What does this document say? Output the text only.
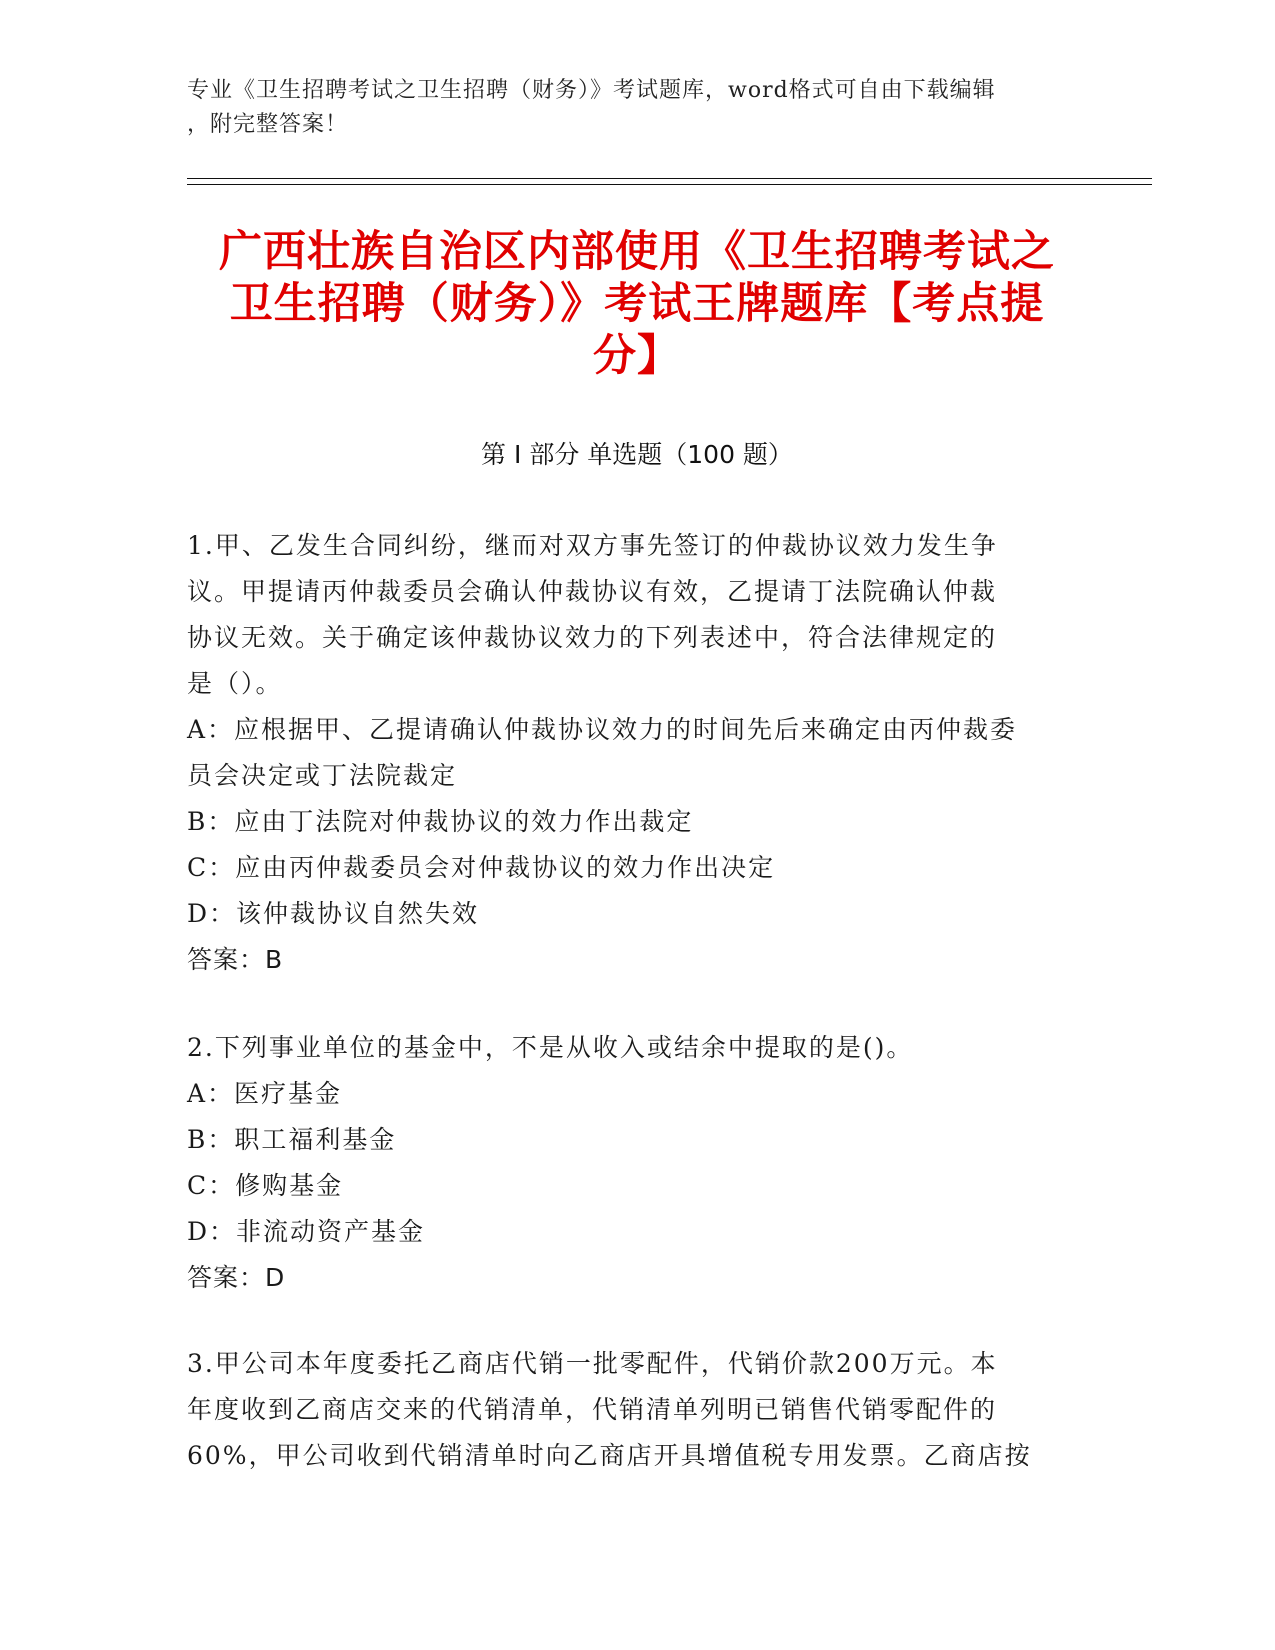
专业《卫生招聘考试之卫生招聘（财务）》考试题库，word格式可自由下载编辑
，附完整答案！
广西壮族自治区内部使用《卫生招聘考试之
卫生招聘（财务）》考试王牌题库【考点提
分】
第 I 部分 单选题（100 题）

1.甲、乙发生合同纠纷，继而对双方事先签订的仲裁协议效力发生争

议。甲提请丙仲裁委员会确认仲裁协议有效，乙提请丁法院确认仲裁

协议无效。关于确定该仲裁协议效力的下列表述中，符合法律规定的

是（）。

A：应根据甲、乙提请确认仲裁协议效力的时间先后来确定由丙仲裁委

员会决定或丁法院裁定

B：应由丁法院对仲裁协议的效力作出裁定

C：应由丙仲裁委员会对仲裁协议的效力作出决定

D：该仲裁协议自然失效

答案：B

2.下列事业单位的基金中，不是从收入或结余中提取的是()。

A：医疗基金

B：职工福利基金

C：修购基金

D：非流动资产基金

答案：D

3.甲公司本年度委托乙商店代销一批零配件，代销价款200万元。本

年度收到乙商店交来的代销清单，代销清单列明已销售代销零配件的

60%，甲公司收到代销清单时向乙商店开具增值税专用发票。乙商店按
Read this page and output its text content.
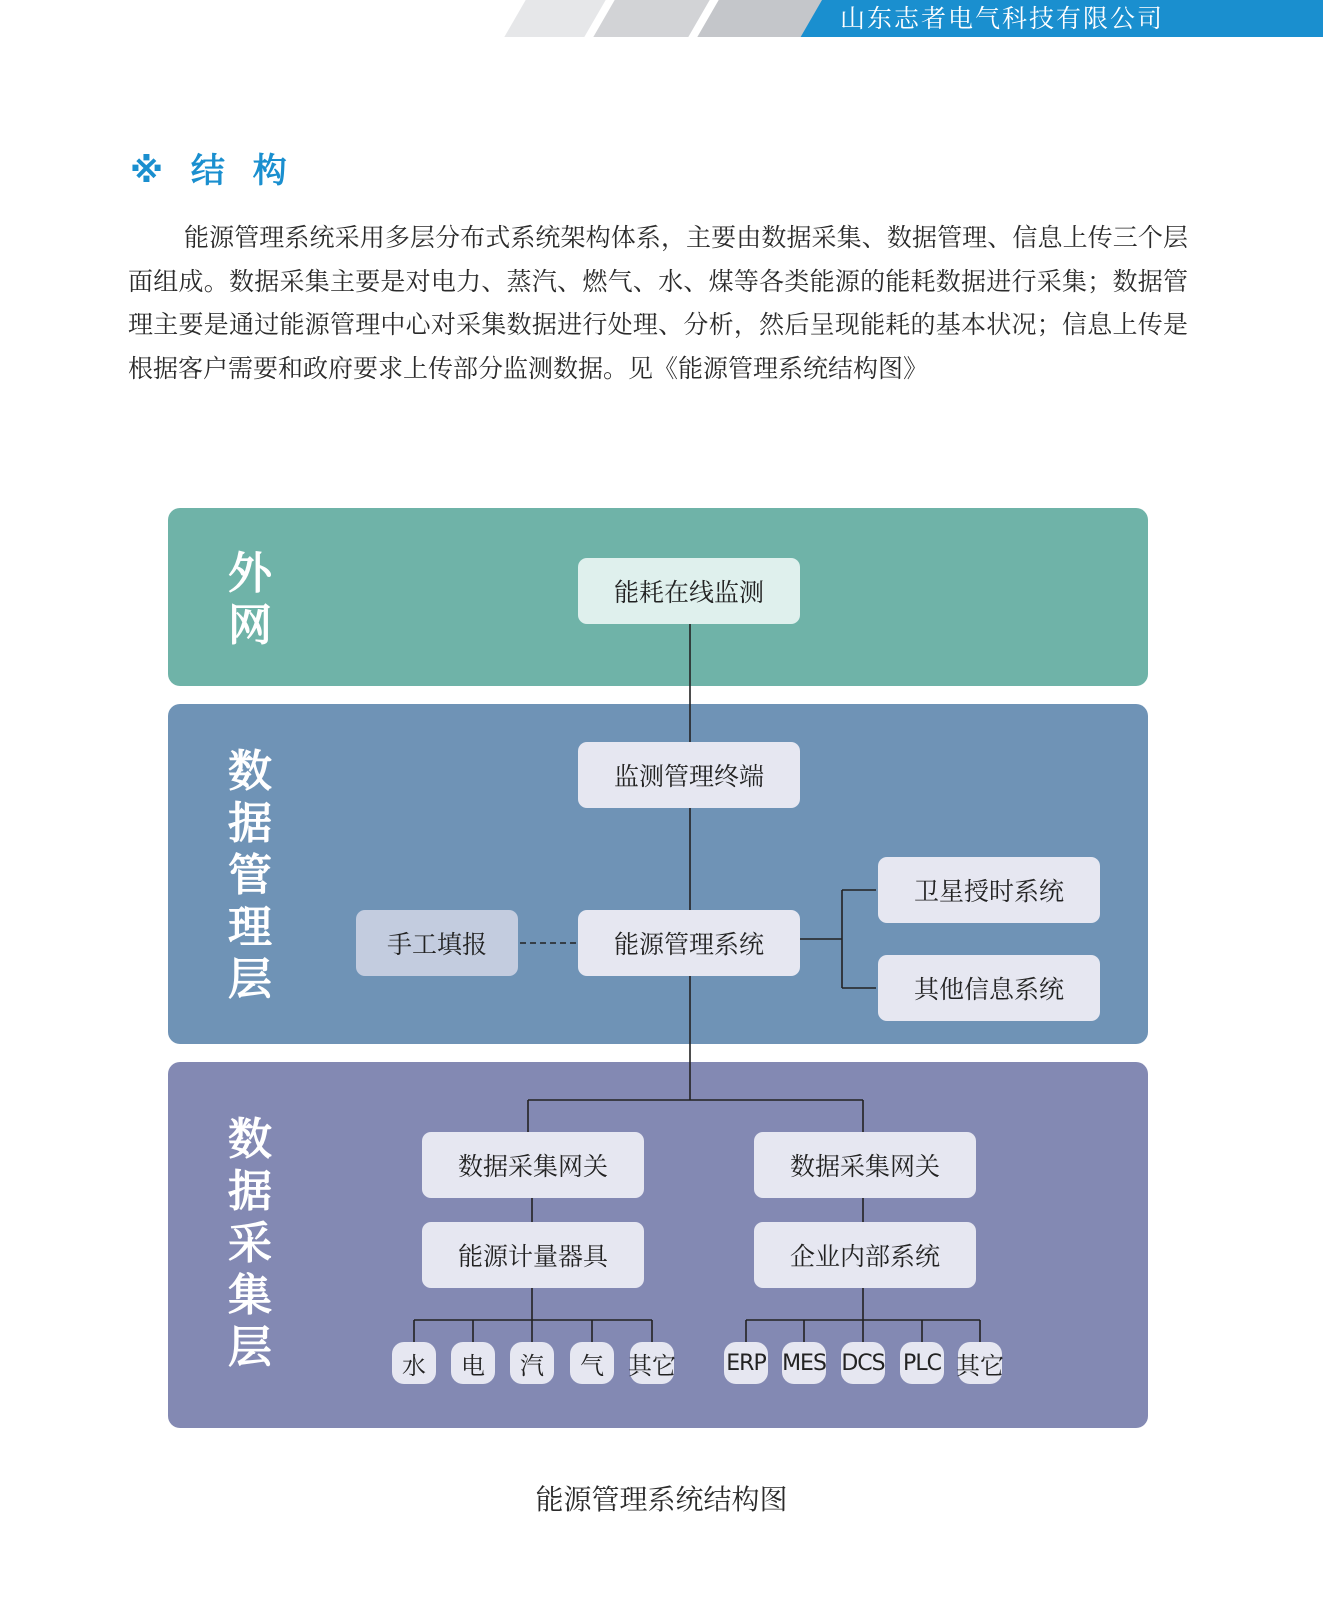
山东志者电气科技有限公司
※ 结 构

能源管理系统采用多层分布式系统架构体系，主要由数据采集、数据管理、信息上传三个层面组成。数据采集主要是对电力、蒸汽、燃气、水、煤等各类能源的能耗数据进行采集；数据管理主要是通过能源管理中心对采集数据进行处理、分析，然后呈现能耗的基本状况；信息上传是根据客户需要和政府要求上传部分监测数据。见《能源管理系统结构图》

外网
数据管理层
数据采集层
能耗在线监测
监测管理终端
手工填报	能源管理系统
卫星授时系统
其他信息系统
数据采集网关	数据采集网关
能源计量器具	企业内部系统
水	电	汽	气	其它 ERP MES DCS PLC 其它
能源管理系统结构图
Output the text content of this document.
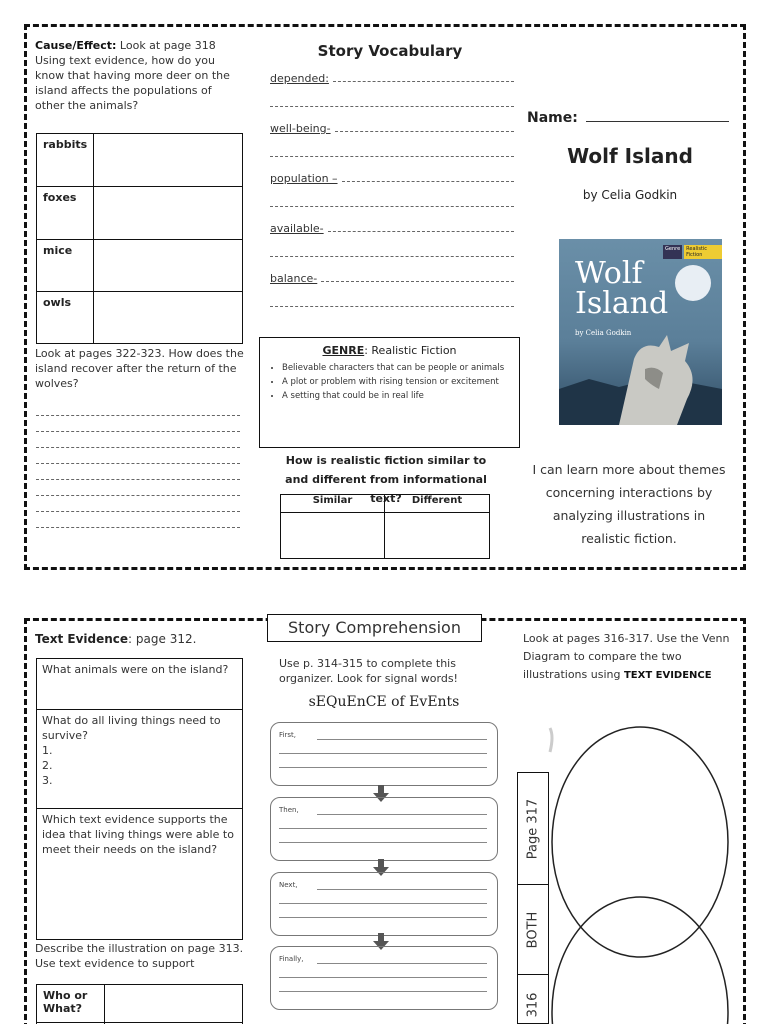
Cause/Effect: Look at page 318 Using text evidence, how do you know that having more deer on the island affects the populations of other the animals?
rabbits	
foxes	
mice	
owls	
Look at pages 322-323. How does the island recover after the return of the wolves?
Story Vocabulary
depended:
well-being-
population –
available-
balance-
GENRE: Realistic Fiction
• Believable characters that can be people or animals
• A plot or problem with rising tension or excitement
• A setting that could be in real life
How is realistic fiction similar to and different from informational text?
Similar	Different

Name:
Wolf Island
by Celia Godkin
Genre	Realistic Fiction
Wolf
Island
by Celia Godkin
I can learn more about themes concerning interactions by analyzing illustrations in realistic fiction.
Text Evidence: page 312.
What animals were on the island?
What do all living things need to survive?
1.
2.
3.
Which text evidence supports the idea that living things were able to meet their needs on the island?
Describe the illustration on page 313. Use text evidence to support
Who or What?	

Story Comprehension
Use p. 314-315 to complete this organizer. Look for signal words!
sEQuEnCE of EvEnts
First,
Then,
Next,
Finally,
Look at pages 316-317. Use the Venn Diagram to compare the two illustrations using TEXT EVIDENCE
Page 317
BOTH
316
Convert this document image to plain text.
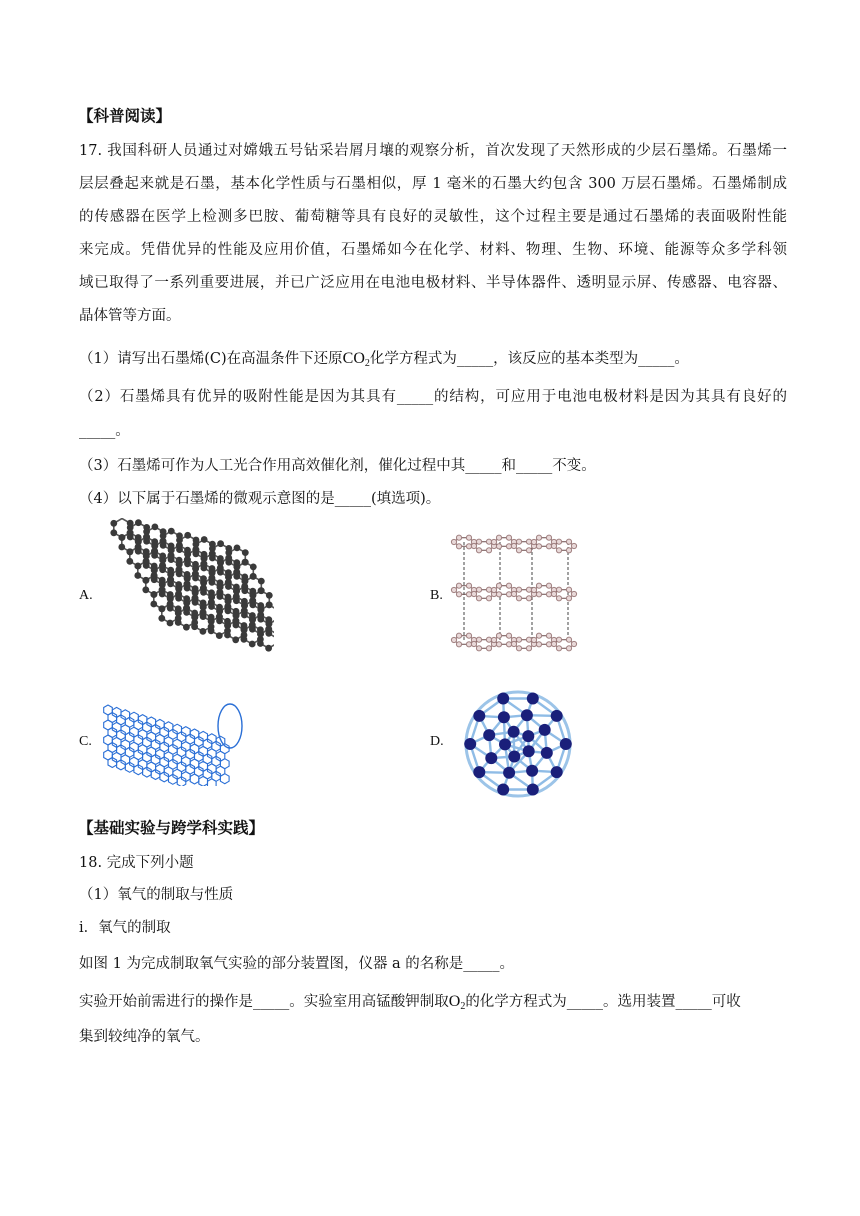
【科普阅读】
17. 我国科研人员通过对嫦娥五号钻采岩屑月壤的观察分析，首次发现了天然形成的少层石墨烯。石墨烯一
层层叠起来就是石墨，基本化学性质与石墨相似，厚 1 毫米的石墨大约包含 300 万层石墨烯。石墨烯制成
的传感器在医学上检测多巴胺、葡萄糖等具有良好的灵敏性，这个过程主要是通过石墨烯的表面吸附性能
来完成。凭借优异的性能及应用价值，石墨烯如今在化学、材料、物理、生物、环境、能源等众多学科领
域已取得了一系列重要进展，并已广泛应用在电池电极材料、半导体器件、透明显示屏、传感器、电容器、
晶体管等方面。
（1）请写出石墨烯(C)在高温条件下还原$CO_2$化学方程式为_____，该反应的基本类型为_____。
（2）石墨烯具有优异的吸附性能是因为其具有_____的结构，可应用于电池电极材料是因为其具有良好的
_____。
（3）石墨烯可作为人工光合作用高效催化剂，催化过程中其_____和_____不变。
（4）以下属于石墨烯的微观示意图的是_____(填选项)。
A.	B.
C.	D.
【基础实验与跨学科实践】
18. 完成下列小题
（1）氧气的制取与性质
i．氧气的制取
如图 1 为完成制取氧气实验的部分装置图，仪器 a 的名称是_____。
实验开始前需进行的操作是_____。实验室用高锰酸钾制取$O_2$的化学方程式为_____。选用装置_____可收
集到较纯净的氧气。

• • • • • • •

**Request**
Without the pictures, write out all of the material exactly.

**Exercise response**
What does this document say? Output the text only.
专业《卫生招聘考试之卫生招聘（财务）》考试题库，word格式可自由下载编辑
，附完整答案！
广西壮族自治区内部使用《卫生招聘考试之
卫生招聘（财务）》考试王牌题库【考点提
分】
第 I 部分 单选题（100 题）

1.甲、乙发生合同纠纷，继而对双方事先签订的仲裁协议效力发生争

议。甲提请丙仲裁委员会确认仲裁协议有效，乙提请丁法院确认仲裁

协议无效。关于确定该仲裁协议效力的下列表述中，符合法律规定的

是（）。

A：应根据甲、乙提请确认仲裁协议效力的时间先后来确定由丙仲裁委

员会决定或丁法院裁定

B：应由丁法院对仲裁协议的效力作出裁定

C：应由丙仲裁委员会对仲裁协议的效力作出决定

D：该仲裁协议自然失效

答案：B

2.下列事业单位的基金中，不是从收入或结余中提取的是()。

A：医疗基金

B：职工福利基金

C：修购基金

D：非流动资产基金

答案：D

3.甲公司本年度委托乙商店代销一批零配件，代销价款200万元。本

年度收到乙商店交来的代销清单，代销清单列明已销售代销零配件的

60%，甲公司收到代销清单时向乙商店开具增值税专用发票。乙商店按
Read this page and output its text content.
山东志者电气科技有限公司
※ 结 构

能源管理系统采用多层分布式系统架构体系，主要由数据采集、数据管理、信息上传三个层面组成。数据采集主要是对电力、蒸汽、燃气、水、煤等各类能源的能耗数据进行采集；数据管理主要是通过能源管理中心对采集数据进行处理、分析，然后呈现能耗的基本状况；信息上传是根据客户需要和政府要求上传部分监测数据。见《能源管理系统结构图》

外网
数据管理层
数据采集层
能耗在线监测
监测管理终端
手工填报	能源管理系统
卫星授时系统
其他信息系统
数据采集网关	数据采集网关
能源计量器具	企业内部系统
水	电	汽	气	其它 ERP MES DCS PLC 其它
能源管理系统结构图
Output the text content of this document.
Cause/Effect: Look at page 318 Using text evidence, how do you know that having more deer on the island affects the populations of other the animals?
rabbits	
foxes	
mice	
owls	
Look at pages 322-323. How does the island recover after the return of the wolves?
Story Vocabulary
depended:
well-being-
population –
available-
balance-
GENRE: Realistic Fiction
• Believable characters that can be people or animals
• A plot or problem with rising tension or excitement
• A setting that could be in real life
How is realistic fiction similar to and different from informational text?
Similar	Different

Name:
Wolf Island
by Celia Godkin
Genre	Realistic Fiction
Wolf
Island
by Celia Godkin
I can learn more about themes concerning interactions by analyzing illustrations in realistic fiction.
Text Evidence: page 312.
What animals were on the island?
What do all living things need to survive?
1.
2.
3.
Which text evidence supports the idea that living things were able to meet their needs on the island?
Describe the illustration on page 313. Use text evidence to support
Who or What?	

Story Comprehension
Use p. 314-315 to complete this organizer. Look for signal words!
sEQuEnCE of EvEnts
First,
Then,
Next,
Finally,
Look at pages 316-317. Use the Venn Diagram to compare the two illustrations using TEXT EVIDENCE
Page 317
BOTH
316
Convert this document image to plain text.
【科普阅读】
17. 我国科研人员通过对嫦娥五号钻采岩屑月壤的观察分析，首次发现了天然形成的少层石墨烯。石墨烯一
层层叠起来就是石墨，基本化学性质与石墨相似，厚 1 毫米的石墨大约包含 300 万层石墨烯。石墨烯制成
的传感器在医学上检测多巴胺、葡萄糖等具有良好的灵敏性，这个过程主要是通过石墨烯的表面吸附性能
来完成。凭借优异的性能及应用价值，石墨烯如今在化学、材料、物理、生物、环境、能源等众多学科领
域已取得了一系列重要进展，并已广泛应用在电池电极材料、半导体器件、透明显示屏、传感器、电容器、
晶体管等方面。
（1）请写出石墨烯(C)在高温条件下还原$CO_2$化学方程式为_____，该反应的基本类型为_____。
（2）石墨烯具有优异的吸附性能是因为其具有_____的结构，可应用于电池电极材料是因为其具有良好的
_____。
（3）石墨烯可作为人工光合作用高效催化剂，催化过程中其_____和_____不变。
（4）以下属于石墨烯的微观示意图的是_____(填选项)。
A.	B.
C.	D.
【基础实验与跨学科实践】
18. 完成下列小题
（1）氧气的制取与性质
i．氧气的制取
如图 1 为完成制取氧气实验的部分装置图，仪器 a 的名称是_____。
实验开始前需进行的操作是_____。实验室用高锰酸钾制取$O_2$的化学方程式为_____。选用装置_____可收
集到较纯净的氧气。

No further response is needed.